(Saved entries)
== == ==
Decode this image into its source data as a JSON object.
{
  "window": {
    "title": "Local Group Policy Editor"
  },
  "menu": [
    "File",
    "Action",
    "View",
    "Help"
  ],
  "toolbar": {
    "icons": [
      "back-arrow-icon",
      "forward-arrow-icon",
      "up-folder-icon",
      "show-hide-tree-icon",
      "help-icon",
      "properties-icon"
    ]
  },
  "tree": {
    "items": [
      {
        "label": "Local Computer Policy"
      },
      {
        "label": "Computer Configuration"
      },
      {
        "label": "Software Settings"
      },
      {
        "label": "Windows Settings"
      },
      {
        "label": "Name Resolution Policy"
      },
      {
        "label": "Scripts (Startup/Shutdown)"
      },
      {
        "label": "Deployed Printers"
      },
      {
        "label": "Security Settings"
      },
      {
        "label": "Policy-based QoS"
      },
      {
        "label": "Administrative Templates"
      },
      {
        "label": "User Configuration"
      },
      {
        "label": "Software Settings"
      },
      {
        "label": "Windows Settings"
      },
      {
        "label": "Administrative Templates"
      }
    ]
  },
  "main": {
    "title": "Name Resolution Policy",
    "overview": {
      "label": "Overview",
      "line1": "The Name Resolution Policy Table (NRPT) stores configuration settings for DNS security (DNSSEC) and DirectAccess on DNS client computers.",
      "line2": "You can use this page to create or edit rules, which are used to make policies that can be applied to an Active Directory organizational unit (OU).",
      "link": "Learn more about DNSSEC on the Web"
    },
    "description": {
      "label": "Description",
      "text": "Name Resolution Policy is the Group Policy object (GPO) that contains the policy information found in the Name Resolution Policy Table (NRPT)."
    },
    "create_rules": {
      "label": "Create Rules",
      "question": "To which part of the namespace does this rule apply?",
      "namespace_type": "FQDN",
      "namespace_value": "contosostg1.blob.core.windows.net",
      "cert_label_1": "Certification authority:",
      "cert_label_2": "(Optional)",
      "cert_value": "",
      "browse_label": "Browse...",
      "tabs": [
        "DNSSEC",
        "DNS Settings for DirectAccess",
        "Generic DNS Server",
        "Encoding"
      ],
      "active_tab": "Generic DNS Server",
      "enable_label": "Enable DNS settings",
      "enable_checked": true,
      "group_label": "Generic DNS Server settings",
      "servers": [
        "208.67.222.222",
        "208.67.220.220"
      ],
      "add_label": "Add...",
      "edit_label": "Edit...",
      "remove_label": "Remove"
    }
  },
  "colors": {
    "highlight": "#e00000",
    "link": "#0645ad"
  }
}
== == ==
**What to do**
Search the records for the word "object". Copy every line that has it.

**Solved exercise**
Decode this image into its source data as a JSON object.
      "text": "Name Resolution Policy is the Group Policy object (GPO) that contains the policy information found in the Name Resolution Policy Table (NRPT)."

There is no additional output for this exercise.